──────── THE INPUT ────────
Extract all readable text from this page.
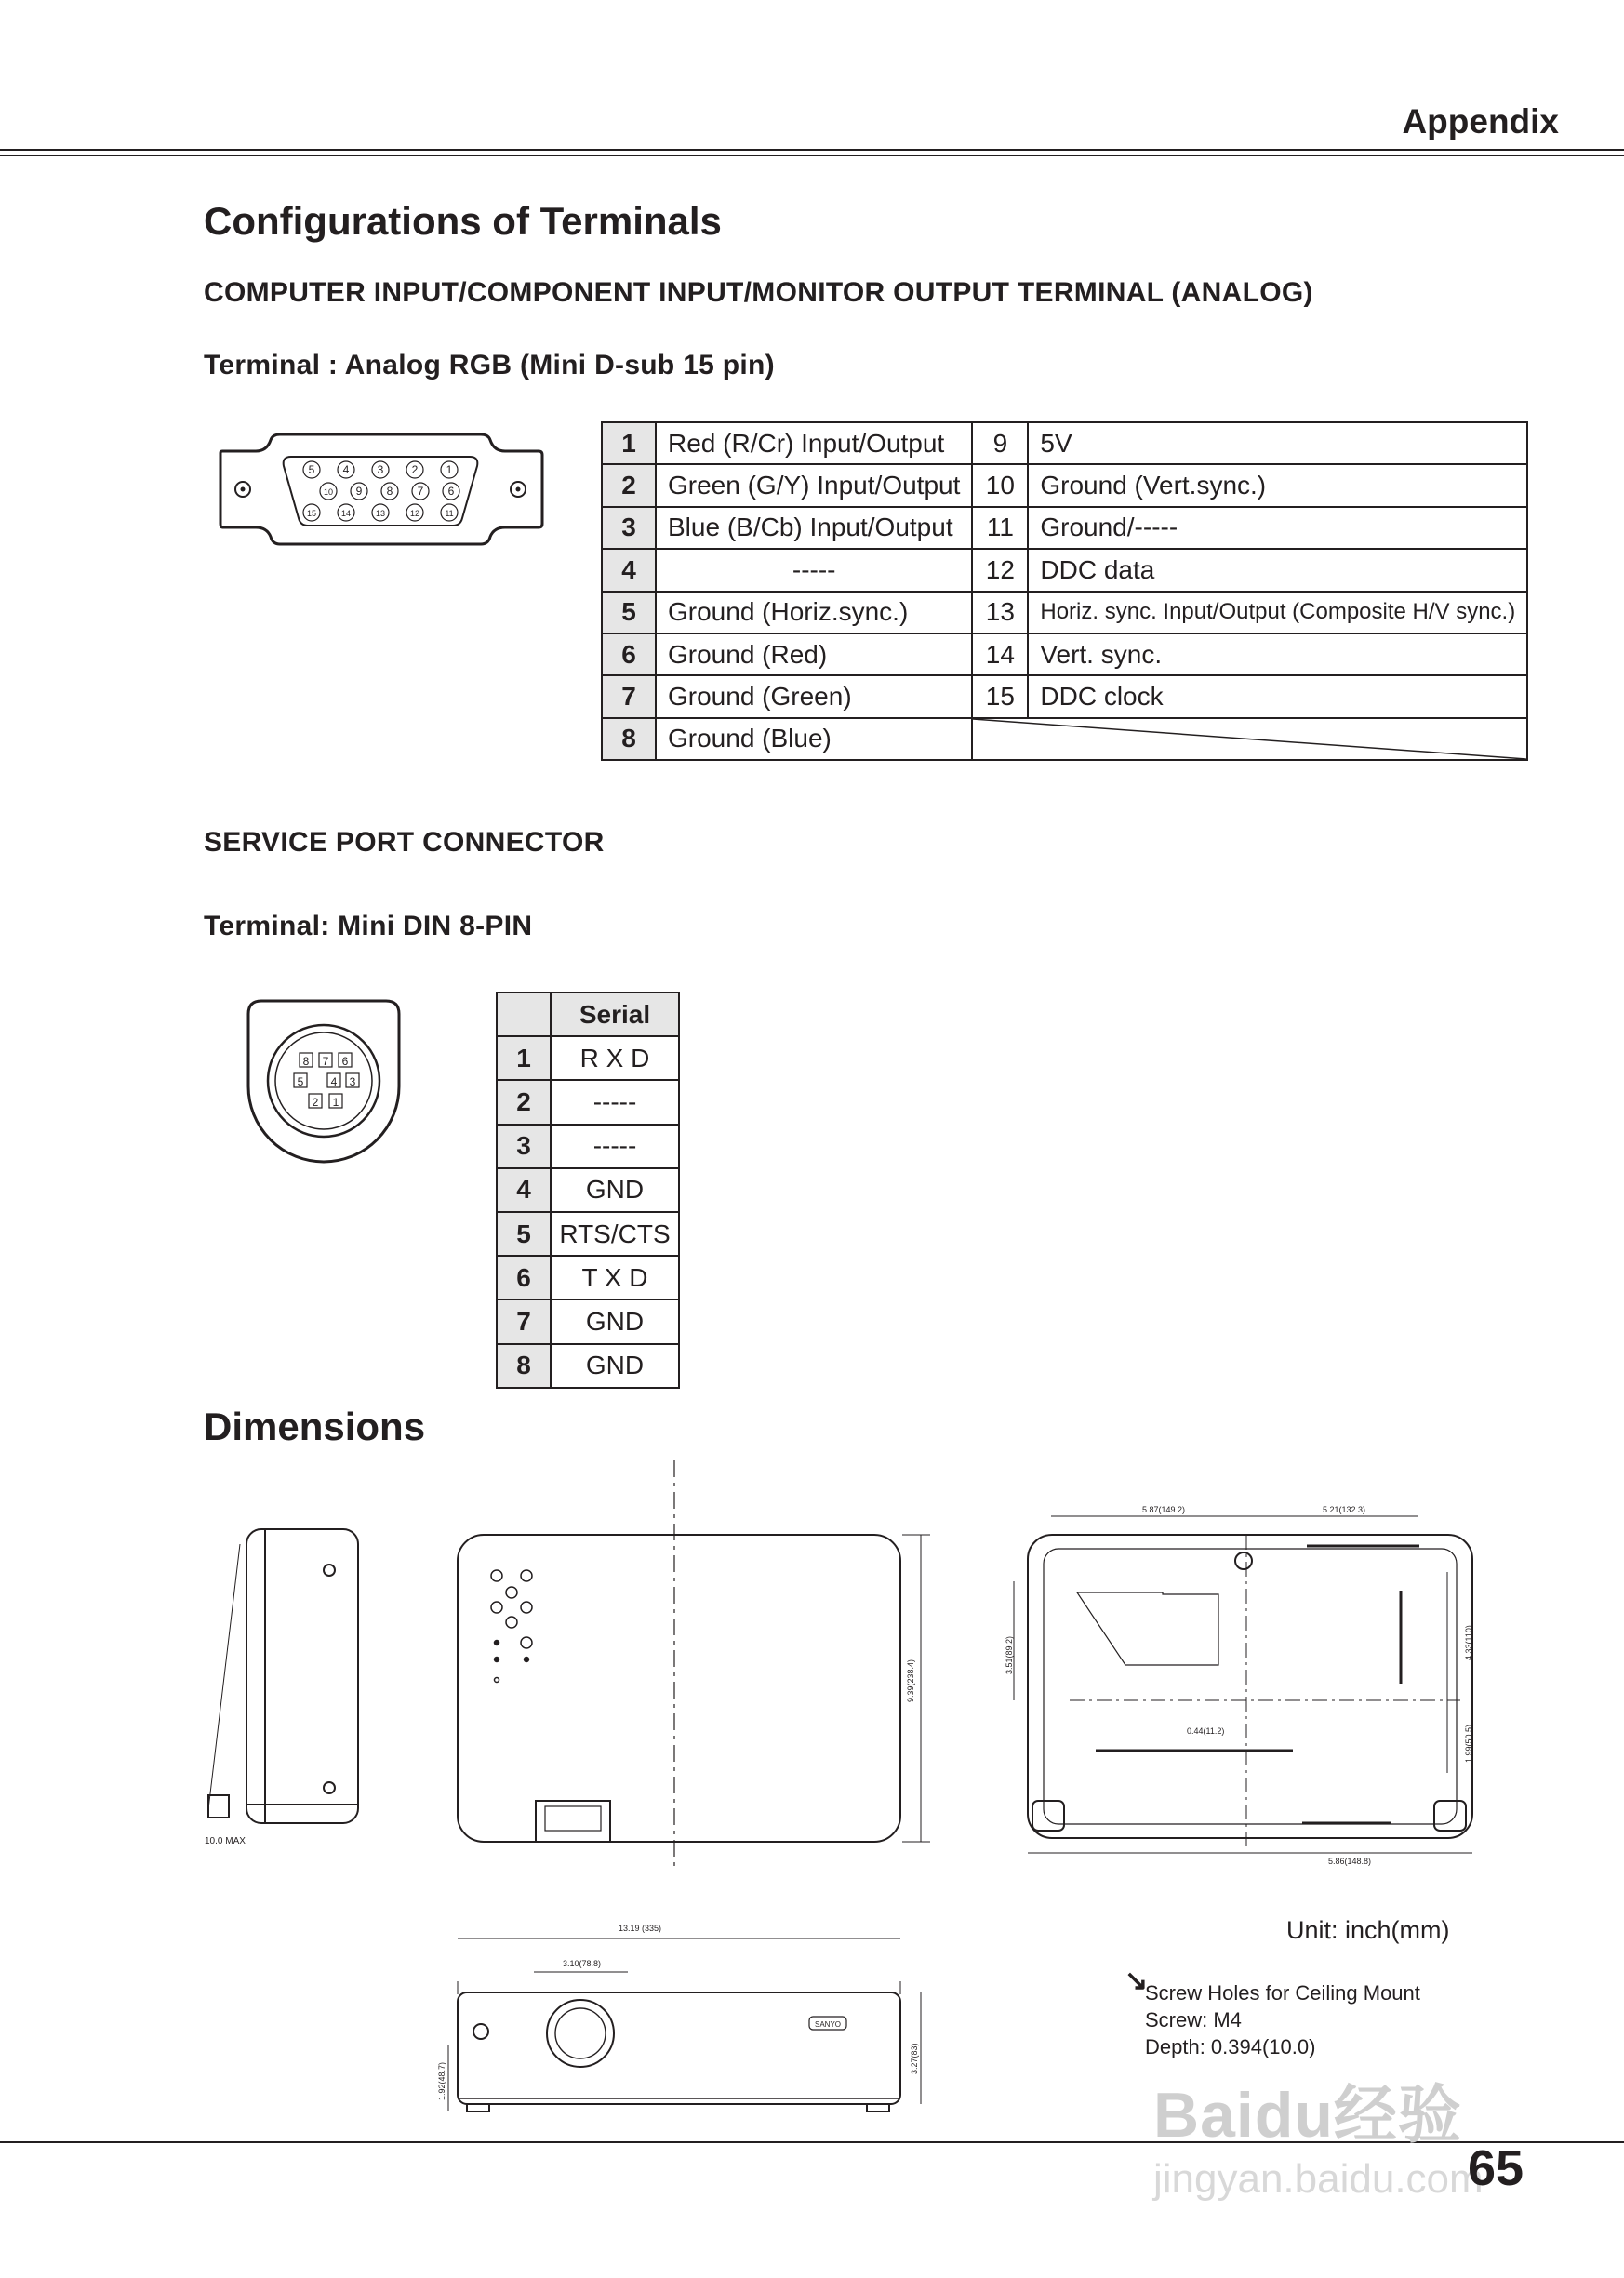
Appendix
Configurations of Terminals
COMPUTER INPUT/COMPONENT INPUT/MONITOR OUTPUT TERMINAL (ANALOG)
Terminal : Analog RGB (Mini D-sub 15 pin)
5	4	3	2	1
10 9 8 7 6
15	14	13	12	11
1	Red (R/Cr) Input/Output	9	5V
2	Green (G/Y) Input/Output	10	Ground (Vert.sync.)
3	Blue (B/Cb) Input/Output	11	Ground/-----
4	-----	12	DDC data
5	Ground (Horiz.sync.)	13	Horiz. sync. Input/Output (Composite H/V sync.)
6	Ground (Red)	14	Vert. sync.
7	Ground (Green)	15	DDC clock
8	Ground (Blue)	
SERVICE PORT CONNECTOR
Terminal: Mini DIN 8-PIN
8 7 6
5 4 3
2 1
	Serial
1	R X D
2	-----
3	-----
4	GND
5	RTS/CTS
6	T X D
7	GND
8	GND
Dimensions
10.0 MAX
9.39(238.4)
5.87(149.2)	5.21(132.3)
3.51(89.2)	4.33(110)
1.99(50.5)
0.44(11.2)
5.86(148.8)
SANYO
13.19 (335)
3.10(78.8)
3.27(83)
1.92(48.7)
Unit: inch(mm)
↘
Screw Holes for Ceiling Mount
Screw: M4
Depth: 0.394(10.0)
Baidu经验
jingyan.baidu.com
65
────────
**SHORT EXERCISE**
Transcribe the whole listing, character for character, but not its images.

**WRITTEN SOLUTION**
Extract all readable text from this page.
Appendix
Configurations of Terminals
COMPUTER INPUT/COMPONENT INPUT/MONITOR OUTPUT TERMINAL (ANALOG)
Terminal : Analog RGB (Mini D-sub 15 pin)
5	4	3	2	1
10 9 8 7 6
15	14	13	12	11
1	Red (R/Cr) Input/Output	9	5V
2	Green (G/Y) Input/Output	10	Ground (Vert.sync.)
3	Blue (B/Cb) Input/Output	11	Ground/-----
4	-----	12	DDC data
5	Ground (Horiz.sync.)	13	Horiz. sync. Input/Output (Composite H/V sync.)
6	Ground (Red)	14	Vert. sync.
7	Ground (Green)	15	DDC clock
8	Ground (Blue)	
SERVICE PORT CONNECTOR
Terminal: Mini DIN 8-PIN
8 7 6
5 4 3
2 1
	Serial
1	R X D
2	-----
3	-----
4	GND
5	RTS/CTS
6	T X D
7	GND
8	GND
Dimensions
10.0 MAX
9.39(238.4)
5.87(149.2)	5.21(132.3)
3.51(89.2)	4.33(110)
1.99(50.5)
0.44(11.2)
5.86(148.8)
SANYO
13.19 (335)
3.10(78.8)
3.27(83)
1.92(48.7)
Unit: inch(mm)
↘
Screw Holes for Ceiling Mount
Screw: M4
Depth: 0.394(10.0)
Baidu经验
jingyan.baidu.com
65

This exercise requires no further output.